### THE EXERCISE
Reproduce each line exactly.

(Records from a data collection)
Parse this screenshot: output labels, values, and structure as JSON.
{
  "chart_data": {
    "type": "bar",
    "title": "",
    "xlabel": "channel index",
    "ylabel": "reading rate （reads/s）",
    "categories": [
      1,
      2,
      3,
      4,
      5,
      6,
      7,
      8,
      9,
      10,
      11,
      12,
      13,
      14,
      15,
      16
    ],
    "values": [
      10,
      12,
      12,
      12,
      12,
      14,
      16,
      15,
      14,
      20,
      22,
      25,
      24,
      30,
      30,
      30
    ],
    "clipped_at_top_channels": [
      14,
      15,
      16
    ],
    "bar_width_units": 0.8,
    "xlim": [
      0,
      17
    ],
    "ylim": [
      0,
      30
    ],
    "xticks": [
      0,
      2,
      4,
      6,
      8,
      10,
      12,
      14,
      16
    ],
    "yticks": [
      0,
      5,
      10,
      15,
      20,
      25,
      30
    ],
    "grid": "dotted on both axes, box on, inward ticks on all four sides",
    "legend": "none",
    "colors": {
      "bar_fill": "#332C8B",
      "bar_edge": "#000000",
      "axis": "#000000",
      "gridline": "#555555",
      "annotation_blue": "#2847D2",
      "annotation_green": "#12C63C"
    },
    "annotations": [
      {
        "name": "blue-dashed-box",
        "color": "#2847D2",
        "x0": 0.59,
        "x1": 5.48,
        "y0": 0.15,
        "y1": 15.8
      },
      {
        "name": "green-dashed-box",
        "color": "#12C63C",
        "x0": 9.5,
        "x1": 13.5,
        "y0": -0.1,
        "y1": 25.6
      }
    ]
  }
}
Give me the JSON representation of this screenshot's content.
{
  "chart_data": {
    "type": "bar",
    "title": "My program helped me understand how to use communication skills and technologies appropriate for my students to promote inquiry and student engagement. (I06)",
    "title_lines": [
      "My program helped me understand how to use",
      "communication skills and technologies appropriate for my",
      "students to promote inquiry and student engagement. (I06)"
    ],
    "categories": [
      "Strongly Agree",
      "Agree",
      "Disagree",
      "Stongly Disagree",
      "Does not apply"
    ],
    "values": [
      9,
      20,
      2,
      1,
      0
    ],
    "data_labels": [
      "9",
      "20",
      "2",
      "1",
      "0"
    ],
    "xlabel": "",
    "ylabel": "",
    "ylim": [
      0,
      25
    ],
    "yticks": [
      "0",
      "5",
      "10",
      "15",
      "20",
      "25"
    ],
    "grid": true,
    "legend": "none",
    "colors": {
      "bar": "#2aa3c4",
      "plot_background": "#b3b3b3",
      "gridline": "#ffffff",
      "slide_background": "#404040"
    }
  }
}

### RESULT BELOW
Parse this screenshot: output labels, values, and structure as JSON.
{
  "chart_data": {
    "type": "bar",
    "title": "",
    "xlabel": "channel index",
    "ylabel": "reading rate （reads/s）",
    "categories": [
      1,
      2,
      3,
      4,
      5,
      6,
      7,
      8,
      9,
      10,
      11,
      12,
      13,
      14,
      15,
      16
    ],
    "values": [
      10,
      12,
      12,
      12,
      12,
      14,
      16,
      15,
      14,
      20,
      22,
      25,
      24,
      30,
      30,
      30
    ],
    "clipped_at_top_channels": [
      14,
      15,
      16
    ],
    "bar_width_units": 0.8,
    "xlim": [
      0,
      17
    ],
    "ylim": [
      0,
      30
    ],
    "xticks": [
      0,
      2,
      4,
      6,
      8,
      10,
      12,
      14,
      16
    ],
    "yticks": [
      0,
      5,
      10,
      15,
      20,
      25,
      30
    ],
    "grid": "dotted on both axes, box on, inward ticks on all four sides",
    "legend": "none",
    "colors": {
      "bar_fill": "#332C8B",
      "bar_edge": "#000000",
      "axis": "#000000",
      "gridline": "#555555",
      "annotation_blue": "#2847D2",
      "annotation_green": "#12C63C"
    },
    "annotations": [
      {
        "name": "blue-dashed-box",
        "color": "#2847D2",
        "x0": 0.59,
        "x1": 5.48,
        "y0": 0.15,
        "y1": 15.8
      },
      {
        "name": "green-dashed-box",
        "color": "#12C63C",
        "x0": 9.5,
        "x1": 13.5,
        "y0": -0.1,
        "y1": 25.6
      }
    ]
  }
}
Give me the JSON representation of this screenshot's content.
{
  "chart_data": {
    "type": "bar",
    "title": "My program helped me understand how to use communication skills and technologies appropriate for my students to promote inquiry and student engagement. (I06)",
    "title_lines": [
      "My program helped me understand how to use",
      "communication skills and technologies appropriate for my",
      "students to promote inquiry and student engagement. (I06)"
    ],
    "categories": [
      "Strongly Agree",
      "Agree",
      "Disagree",
      "Stongly Disagree",
      "Does not apply"
    ],
    "values": [
      9,
      20,
      2,
      1,
      0
    ],
    "data_labels": [
      "9",
      "20",
      "2",
      "1",
      "0"
    ],
    "xlabel": "",
    "ylabel": "",
    "ylim": [
      0,
      25
    ],
    "yticks": [
      "0",
      "5",
      "10",
      "15",
      "20",
      "25"
    ],
    "grid": true,
    "legend": "none",
    "colors": {
      "bar": "#2aa3c4",
      "plot_background": "#b3b3b3",
      "gridline": "#ffffff",
      "slide_background": "#404040"
    }
  }
}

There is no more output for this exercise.